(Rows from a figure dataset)
- - - - - - -

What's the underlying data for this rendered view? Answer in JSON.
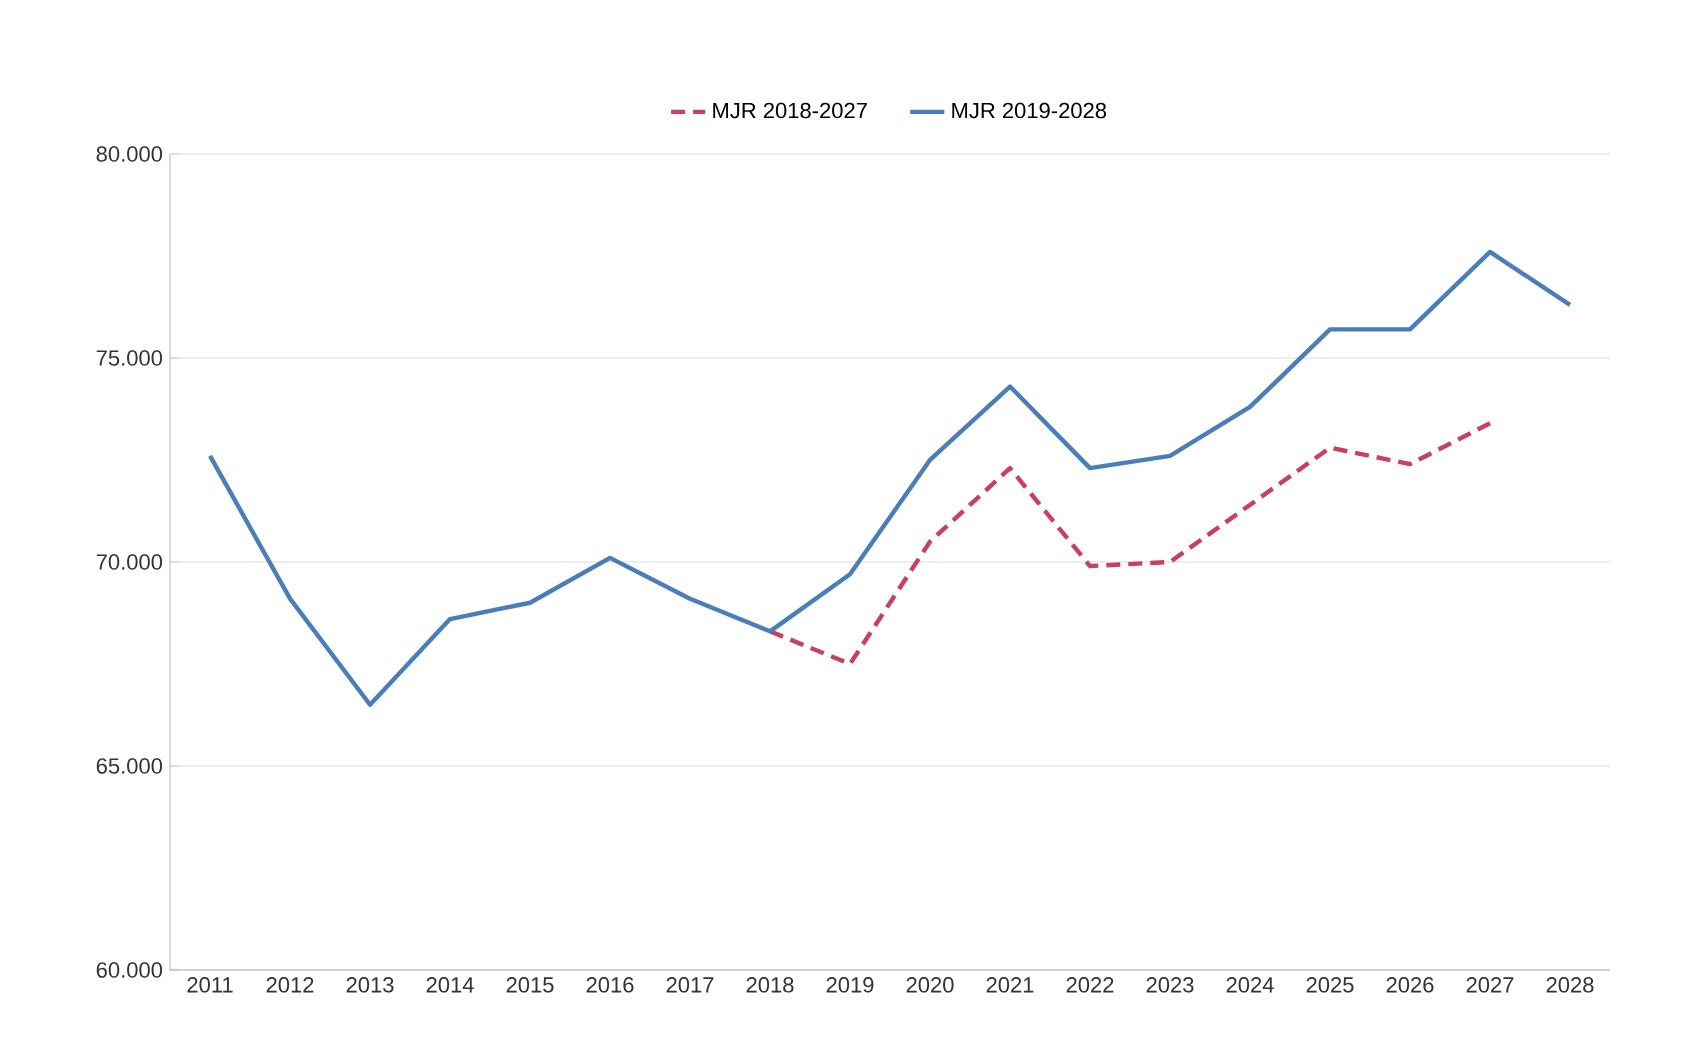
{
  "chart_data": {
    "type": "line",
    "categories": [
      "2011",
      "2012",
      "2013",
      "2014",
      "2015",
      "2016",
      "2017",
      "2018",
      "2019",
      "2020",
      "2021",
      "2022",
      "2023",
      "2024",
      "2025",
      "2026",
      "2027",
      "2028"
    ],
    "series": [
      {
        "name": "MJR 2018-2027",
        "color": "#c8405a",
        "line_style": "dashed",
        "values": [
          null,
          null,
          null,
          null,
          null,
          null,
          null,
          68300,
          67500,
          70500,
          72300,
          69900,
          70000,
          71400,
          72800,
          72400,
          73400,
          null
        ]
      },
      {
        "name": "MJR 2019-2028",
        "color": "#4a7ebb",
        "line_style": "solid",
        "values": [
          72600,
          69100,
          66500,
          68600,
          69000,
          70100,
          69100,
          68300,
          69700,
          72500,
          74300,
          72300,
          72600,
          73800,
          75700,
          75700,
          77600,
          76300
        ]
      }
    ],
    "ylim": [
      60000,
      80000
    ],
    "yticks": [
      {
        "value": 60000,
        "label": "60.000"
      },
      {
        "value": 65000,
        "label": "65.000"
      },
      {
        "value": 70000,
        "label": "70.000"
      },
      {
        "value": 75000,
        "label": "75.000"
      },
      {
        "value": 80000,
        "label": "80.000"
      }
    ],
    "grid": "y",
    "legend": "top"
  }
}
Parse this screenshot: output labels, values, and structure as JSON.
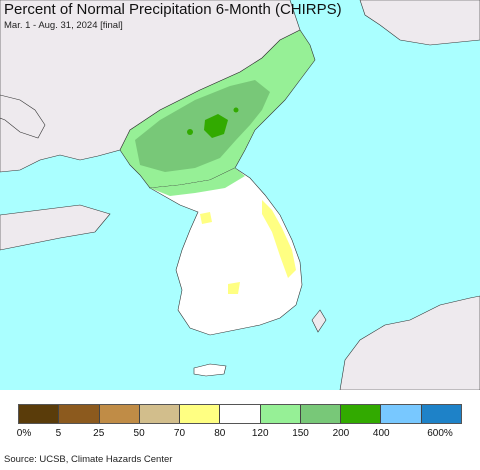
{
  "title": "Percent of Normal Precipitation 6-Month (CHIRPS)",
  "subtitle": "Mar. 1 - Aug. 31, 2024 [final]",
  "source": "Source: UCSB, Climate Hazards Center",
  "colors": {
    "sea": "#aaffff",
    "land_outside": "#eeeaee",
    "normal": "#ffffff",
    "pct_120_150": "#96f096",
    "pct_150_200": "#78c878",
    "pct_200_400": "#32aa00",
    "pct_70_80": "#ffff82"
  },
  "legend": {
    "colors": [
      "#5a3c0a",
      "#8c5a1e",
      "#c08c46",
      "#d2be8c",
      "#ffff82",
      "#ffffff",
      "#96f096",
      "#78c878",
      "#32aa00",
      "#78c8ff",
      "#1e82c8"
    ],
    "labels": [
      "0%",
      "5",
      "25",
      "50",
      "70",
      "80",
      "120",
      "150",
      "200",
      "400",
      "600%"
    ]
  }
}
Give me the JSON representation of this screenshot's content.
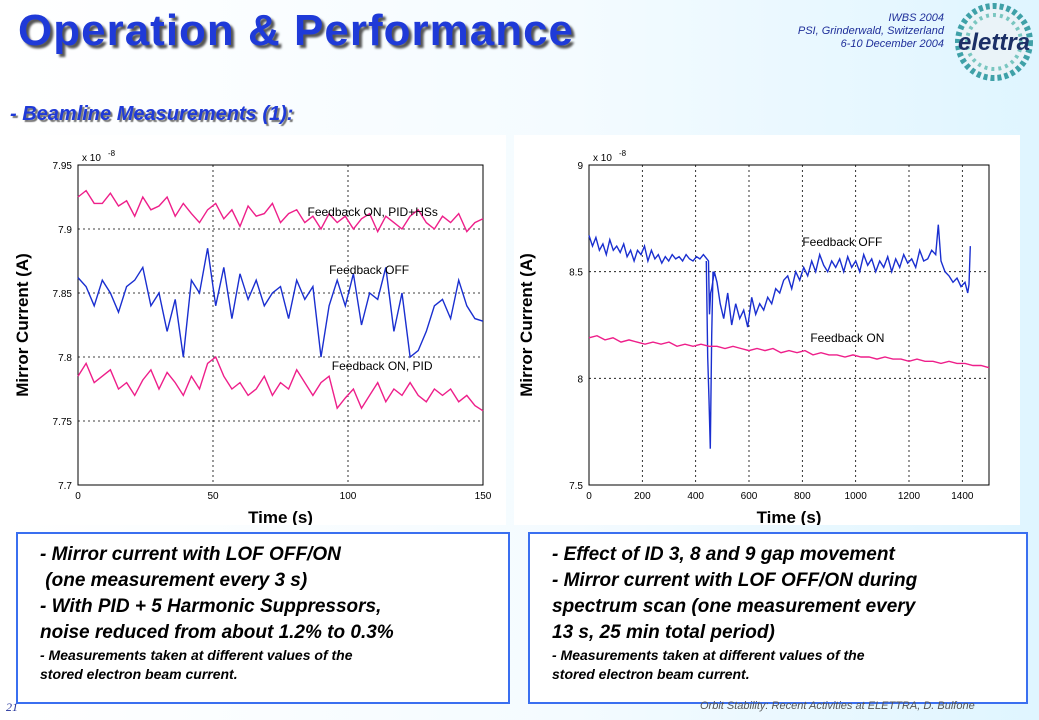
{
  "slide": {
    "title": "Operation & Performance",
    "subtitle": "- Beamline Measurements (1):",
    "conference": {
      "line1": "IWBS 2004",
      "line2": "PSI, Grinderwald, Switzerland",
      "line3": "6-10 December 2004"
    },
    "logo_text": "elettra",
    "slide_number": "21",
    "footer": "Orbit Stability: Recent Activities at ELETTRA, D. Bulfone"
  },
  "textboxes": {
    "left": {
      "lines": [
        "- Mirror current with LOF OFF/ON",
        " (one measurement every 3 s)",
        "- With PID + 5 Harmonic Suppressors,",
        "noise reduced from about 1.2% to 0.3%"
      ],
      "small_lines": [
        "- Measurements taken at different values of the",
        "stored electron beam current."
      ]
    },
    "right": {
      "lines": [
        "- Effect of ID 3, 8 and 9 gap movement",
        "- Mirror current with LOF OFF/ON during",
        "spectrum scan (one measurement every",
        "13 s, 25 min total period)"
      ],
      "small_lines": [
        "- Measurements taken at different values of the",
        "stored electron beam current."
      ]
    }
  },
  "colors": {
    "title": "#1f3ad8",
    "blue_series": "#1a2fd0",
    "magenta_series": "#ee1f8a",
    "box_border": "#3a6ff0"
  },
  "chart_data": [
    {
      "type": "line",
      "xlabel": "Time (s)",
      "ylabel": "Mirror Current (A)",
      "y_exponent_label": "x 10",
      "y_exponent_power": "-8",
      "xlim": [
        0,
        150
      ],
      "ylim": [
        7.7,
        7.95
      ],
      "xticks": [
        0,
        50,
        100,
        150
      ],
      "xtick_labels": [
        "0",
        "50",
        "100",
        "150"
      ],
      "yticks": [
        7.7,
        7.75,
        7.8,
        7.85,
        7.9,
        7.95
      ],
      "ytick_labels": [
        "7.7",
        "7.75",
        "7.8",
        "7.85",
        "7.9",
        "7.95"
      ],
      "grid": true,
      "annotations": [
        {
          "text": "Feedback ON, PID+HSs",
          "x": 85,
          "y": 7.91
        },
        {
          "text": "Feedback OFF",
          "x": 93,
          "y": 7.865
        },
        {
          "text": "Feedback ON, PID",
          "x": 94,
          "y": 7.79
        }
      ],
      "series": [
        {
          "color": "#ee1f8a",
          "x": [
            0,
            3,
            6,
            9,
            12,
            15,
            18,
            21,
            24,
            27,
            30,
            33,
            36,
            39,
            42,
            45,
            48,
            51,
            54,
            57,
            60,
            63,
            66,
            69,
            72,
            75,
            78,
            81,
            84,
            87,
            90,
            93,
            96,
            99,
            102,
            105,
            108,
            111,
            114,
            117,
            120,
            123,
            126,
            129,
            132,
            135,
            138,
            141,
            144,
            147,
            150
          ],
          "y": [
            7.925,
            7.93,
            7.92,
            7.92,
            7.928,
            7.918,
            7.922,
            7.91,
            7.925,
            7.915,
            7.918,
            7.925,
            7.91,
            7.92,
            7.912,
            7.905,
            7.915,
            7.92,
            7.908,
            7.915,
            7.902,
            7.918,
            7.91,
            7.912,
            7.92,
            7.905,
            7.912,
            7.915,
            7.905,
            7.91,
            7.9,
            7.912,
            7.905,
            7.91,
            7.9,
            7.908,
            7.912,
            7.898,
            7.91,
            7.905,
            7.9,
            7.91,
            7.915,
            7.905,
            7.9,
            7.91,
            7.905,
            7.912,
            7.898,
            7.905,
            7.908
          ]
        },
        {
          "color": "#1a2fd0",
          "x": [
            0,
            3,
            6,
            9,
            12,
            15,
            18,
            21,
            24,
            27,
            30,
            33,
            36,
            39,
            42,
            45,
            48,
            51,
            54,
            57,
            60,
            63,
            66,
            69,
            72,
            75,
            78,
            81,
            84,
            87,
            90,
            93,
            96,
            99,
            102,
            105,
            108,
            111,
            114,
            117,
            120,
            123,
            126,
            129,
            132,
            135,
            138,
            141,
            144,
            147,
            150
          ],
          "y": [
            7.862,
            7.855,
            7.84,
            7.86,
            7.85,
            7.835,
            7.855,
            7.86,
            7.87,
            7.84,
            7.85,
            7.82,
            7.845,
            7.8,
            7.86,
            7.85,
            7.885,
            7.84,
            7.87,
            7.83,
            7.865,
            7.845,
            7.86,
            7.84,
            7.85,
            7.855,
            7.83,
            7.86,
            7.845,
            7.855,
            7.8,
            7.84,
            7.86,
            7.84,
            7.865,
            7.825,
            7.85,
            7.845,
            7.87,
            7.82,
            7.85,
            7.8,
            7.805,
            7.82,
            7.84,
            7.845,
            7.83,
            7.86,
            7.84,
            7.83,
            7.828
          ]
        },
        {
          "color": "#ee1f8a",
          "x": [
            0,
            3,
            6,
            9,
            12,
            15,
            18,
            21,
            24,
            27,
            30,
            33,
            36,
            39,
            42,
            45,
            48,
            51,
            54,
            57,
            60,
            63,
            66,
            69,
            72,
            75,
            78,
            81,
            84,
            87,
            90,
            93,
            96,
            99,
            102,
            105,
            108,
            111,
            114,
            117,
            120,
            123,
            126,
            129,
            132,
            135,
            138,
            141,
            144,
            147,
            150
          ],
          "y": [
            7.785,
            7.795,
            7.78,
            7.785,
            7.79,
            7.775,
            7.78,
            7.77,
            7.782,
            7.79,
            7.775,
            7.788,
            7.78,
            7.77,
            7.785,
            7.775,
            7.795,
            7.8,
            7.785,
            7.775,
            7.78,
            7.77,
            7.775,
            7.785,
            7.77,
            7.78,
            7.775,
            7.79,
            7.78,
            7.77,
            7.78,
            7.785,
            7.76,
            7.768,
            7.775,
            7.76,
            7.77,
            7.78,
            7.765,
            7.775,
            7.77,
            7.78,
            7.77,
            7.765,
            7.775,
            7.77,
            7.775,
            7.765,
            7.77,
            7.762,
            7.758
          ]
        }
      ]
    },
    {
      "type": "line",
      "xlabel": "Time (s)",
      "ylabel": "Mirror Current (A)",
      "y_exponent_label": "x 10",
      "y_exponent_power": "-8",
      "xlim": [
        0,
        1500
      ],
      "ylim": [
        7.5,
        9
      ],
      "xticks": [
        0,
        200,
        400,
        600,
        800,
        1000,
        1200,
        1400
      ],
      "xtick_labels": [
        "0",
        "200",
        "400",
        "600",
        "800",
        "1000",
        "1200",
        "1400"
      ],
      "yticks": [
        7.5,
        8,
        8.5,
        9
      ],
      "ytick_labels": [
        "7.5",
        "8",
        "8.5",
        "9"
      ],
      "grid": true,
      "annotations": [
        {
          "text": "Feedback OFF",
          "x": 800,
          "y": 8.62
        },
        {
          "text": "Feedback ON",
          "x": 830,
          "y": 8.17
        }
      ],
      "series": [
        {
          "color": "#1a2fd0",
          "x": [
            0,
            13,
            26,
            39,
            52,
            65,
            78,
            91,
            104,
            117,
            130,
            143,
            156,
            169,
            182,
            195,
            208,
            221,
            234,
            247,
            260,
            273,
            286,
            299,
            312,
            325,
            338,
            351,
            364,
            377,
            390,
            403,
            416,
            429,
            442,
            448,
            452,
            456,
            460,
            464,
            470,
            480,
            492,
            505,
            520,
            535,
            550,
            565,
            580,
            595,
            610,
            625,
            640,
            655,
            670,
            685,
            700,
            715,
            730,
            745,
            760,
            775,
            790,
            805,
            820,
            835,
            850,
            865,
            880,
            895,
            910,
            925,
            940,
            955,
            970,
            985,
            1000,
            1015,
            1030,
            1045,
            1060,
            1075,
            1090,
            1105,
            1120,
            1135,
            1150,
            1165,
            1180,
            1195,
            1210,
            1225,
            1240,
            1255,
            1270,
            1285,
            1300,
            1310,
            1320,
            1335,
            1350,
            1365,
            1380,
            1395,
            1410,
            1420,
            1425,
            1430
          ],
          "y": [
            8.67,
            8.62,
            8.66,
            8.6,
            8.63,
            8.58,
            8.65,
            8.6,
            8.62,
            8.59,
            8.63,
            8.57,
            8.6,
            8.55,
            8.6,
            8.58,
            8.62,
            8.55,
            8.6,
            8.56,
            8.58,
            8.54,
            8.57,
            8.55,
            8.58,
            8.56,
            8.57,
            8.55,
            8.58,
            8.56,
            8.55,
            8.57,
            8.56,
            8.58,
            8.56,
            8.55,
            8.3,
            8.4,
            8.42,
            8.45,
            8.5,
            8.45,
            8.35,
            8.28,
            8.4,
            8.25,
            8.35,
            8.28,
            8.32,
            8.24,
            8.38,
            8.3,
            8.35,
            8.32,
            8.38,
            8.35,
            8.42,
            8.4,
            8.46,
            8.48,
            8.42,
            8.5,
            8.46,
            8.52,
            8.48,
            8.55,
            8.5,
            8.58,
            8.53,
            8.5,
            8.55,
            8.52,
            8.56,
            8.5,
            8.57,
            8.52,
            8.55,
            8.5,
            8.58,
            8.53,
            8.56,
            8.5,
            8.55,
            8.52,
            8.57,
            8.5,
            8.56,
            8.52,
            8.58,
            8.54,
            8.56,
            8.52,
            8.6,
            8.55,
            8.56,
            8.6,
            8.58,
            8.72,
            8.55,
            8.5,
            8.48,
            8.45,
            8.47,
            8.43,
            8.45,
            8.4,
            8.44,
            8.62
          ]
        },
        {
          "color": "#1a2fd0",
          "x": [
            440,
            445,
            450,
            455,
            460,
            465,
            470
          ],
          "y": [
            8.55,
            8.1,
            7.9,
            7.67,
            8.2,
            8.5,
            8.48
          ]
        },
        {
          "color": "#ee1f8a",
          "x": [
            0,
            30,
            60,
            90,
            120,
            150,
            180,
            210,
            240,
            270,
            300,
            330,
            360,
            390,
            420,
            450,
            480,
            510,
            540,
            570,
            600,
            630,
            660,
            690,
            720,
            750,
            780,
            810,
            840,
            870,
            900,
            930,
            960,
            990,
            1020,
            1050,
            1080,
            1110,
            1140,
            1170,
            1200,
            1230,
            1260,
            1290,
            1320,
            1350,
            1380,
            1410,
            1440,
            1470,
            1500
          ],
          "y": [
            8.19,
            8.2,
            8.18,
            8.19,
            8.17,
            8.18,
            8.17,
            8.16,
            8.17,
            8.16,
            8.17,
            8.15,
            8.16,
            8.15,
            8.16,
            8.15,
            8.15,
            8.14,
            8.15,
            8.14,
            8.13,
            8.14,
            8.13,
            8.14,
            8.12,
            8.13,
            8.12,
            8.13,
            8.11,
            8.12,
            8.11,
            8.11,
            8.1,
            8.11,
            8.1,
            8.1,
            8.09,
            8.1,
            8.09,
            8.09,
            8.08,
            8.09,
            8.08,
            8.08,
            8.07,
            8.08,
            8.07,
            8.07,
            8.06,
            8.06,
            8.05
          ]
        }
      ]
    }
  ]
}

- - - - - - -

Instructions to follow.
From the listing, copy each line containing the word "screenshot".

Result below.
Parse this screenshot: output labels, values, and structure as JSON.
Give me the JSON representation of this screenshot's content.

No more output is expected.